◆ EXTRACTED INFORMATION:
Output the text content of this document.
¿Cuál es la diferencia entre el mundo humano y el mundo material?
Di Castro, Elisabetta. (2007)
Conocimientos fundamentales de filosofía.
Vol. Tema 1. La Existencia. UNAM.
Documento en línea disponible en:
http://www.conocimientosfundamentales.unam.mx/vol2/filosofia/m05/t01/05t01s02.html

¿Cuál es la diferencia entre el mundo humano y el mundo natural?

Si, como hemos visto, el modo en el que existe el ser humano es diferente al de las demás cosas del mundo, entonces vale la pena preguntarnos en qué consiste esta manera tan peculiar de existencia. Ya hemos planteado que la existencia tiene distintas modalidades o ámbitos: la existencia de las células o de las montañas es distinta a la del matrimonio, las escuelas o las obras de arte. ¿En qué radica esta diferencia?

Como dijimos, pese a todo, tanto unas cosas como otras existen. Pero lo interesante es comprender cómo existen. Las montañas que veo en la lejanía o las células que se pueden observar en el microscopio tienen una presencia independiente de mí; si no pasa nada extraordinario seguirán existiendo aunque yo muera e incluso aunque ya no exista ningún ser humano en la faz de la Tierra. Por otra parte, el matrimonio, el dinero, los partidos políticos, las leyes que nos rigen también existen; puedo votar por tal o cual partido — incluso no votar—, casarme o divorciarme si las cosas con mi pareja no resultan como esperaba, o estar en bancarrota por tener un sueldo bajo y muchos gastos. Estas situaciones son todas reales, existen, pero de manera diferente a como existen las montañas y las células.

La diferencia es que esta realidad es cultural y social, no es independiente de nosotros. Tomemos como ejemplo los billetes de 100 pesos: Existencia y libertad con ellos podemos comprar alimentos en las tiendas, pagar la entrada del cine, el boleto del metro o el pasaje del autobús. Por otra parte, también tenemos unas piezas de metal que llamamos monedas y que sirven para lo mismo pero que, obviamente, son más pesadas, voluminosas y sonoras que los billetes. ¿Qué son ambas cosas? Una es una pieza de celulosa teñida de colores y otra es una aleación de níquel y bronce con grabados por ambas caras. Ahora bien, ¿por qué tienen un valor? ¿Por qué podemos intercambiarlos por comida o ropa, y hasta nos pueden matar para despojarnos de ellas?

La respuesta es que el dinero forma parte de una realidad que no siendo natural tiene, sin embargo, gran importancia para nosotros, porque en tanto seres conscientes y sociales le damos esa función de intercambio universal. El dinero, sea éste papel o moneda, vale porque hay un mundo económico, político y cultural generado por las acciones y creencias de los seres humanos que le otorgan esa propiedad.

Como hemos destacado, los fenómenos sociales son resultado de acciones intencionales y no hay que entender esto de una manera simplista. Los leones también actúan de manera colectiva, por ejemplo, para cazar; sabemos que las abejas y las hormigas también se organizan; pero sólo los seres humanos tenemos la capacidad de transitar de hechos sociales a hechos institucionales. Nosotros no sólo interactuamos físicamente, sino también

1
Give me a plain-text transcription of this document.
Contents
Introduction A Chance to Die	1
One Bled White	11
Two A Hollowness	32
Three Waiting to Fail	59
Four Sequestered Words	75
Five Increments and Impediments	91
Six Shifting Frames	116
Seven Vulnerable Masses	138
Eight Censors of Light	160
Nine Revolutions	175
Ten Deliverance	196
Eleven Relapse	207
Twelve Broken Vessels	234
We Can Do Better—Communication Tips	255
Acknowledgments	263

◆ GIVEN TASK:
The entries above must be returned in full, exactly as shown.

◆ ANSWER TO THIS PROBLEM:
Output the text content of this document.
¿Cuál es la diferencia entre el mundo humano y el mundo material?
Di Castro, Elisabetta. (2007)
Conocimientos fundamentales de filosofía.
Vol. Tema 1. La Existencia. UNAM.
Documento en línea disponible en:
http://www.conocimientosfundamentales.unam.mx/vol2/filosofia/m05/t01/05t01s02.html

¿Cuál es la diferencia entre el mundo humano y el mundo natural?

Si, como hemos visto, el modo en el que existe el ser humano es diferente al de las demás cosas del mundo, entonces vale la pena preguntarnos en qué consiste esta manera tan peculiar de existencia. Ya hemos planteado que la existencia tiene distintas modalidades o ámbitos: la existencia de las células o de las montañas es distinta a la del matrimonio, las escuelas o las obras de arte. ¿En qué radica esta diferencia?

Como dijimos, pese a todo, tanto unas cosas como otras existen. Pero lo interesante es comprender cómo existen. Las montañas que veo en la lejanía o las células que se pueden observar en el microscopio tienen una presencia independiente de mí; si no pasa nada extraordinario seguirán existiendo aunque yo muera e incluso aunque ya no exista ningún ser humano en la faz de la Tierra. Por otra parte, el matrimonio, el dinero, los partidos políticos, las leyes que nos rigen también existen; puedo votar por tal o cual partido — incluso no votar—, casarme o divorciarme si las cosas con mi pareja no resultan como esperaba, o estar en bancarrota por tener un sueldo bajo y muchos gastos. Estas situaciones son todas reales, existen, pero de manera diferente a como existen las montañas y las células.

La diferencia es que esta realidad es cultural y social, no es independiente de nosotros. Tomemos como ejemplo los billetes de 100 pesos: Existencia y libertad con ellos podemos comprar alimentos en las tiendas, pagar la entrada del cine, el boleto del metro o el pasaje del autobús. Por otra parte, también tenemos unas piezas de metal que llamamos monedas y que sirven para lo mismo pero que, obviamente, son más pesadas, voluminosas y sonoras que los billetes. ¿Qué son ambas cosas? Una es una pieza de celulosa teñida de colores y otra es una aleación de níquel y bronce con grabados por ambas caras. Ahora bien, ¿por qué tienen un valor? ¿Por qué podemos intercambiarlos por comida o ropa, y hasta nos pueden matar para despojarnos de ellas?

La respuesta es que el dinero forma parte de una realidad que no siendo natural tiene, sin embargo, gran importancia para nosotros, porque en tanto seres conscientes y sociales le damos esa función de intercambio universal. El dinero, sea éste papel o moneda, vale porque hay un mundo económico, político y cultural generado por las acciones y creencias de los seres humanos que le otorgan esa propiedad.

Como hemos destacado, los fenómenos sociales son resultado de acciones intencionales y no hay que entender esto de una manera simplista. Los leones también actúan de manera colectiva, por ejemplo, para cazar; sabemos que las abejas y las hormigas también se organizan; pero sólo los seres humanos tenemos la capacidad de transitar de hechos sociales a hechos institucionales. Nosotros no sólo interactuamos físicamente, sino también

1
Give me a plain-text transcription of this document.
Contents
Introduction A Chance to Die	1
One Bled White	11
Two A Hollowness	32
Three Waiting to Fail	59
Four Sequestered Words	75
Five Increments and Impediments	91
Six Shifting Frames	116
Seven Vulnerable Masses	138
Eight Censors of Light	160
Nine Revolutions	175
Ten Deliverance	196
Eleven Relapse	207
Twelve Broken Vessels	234
We Can Do Better—Communication Tips	255
Acknowledgments	263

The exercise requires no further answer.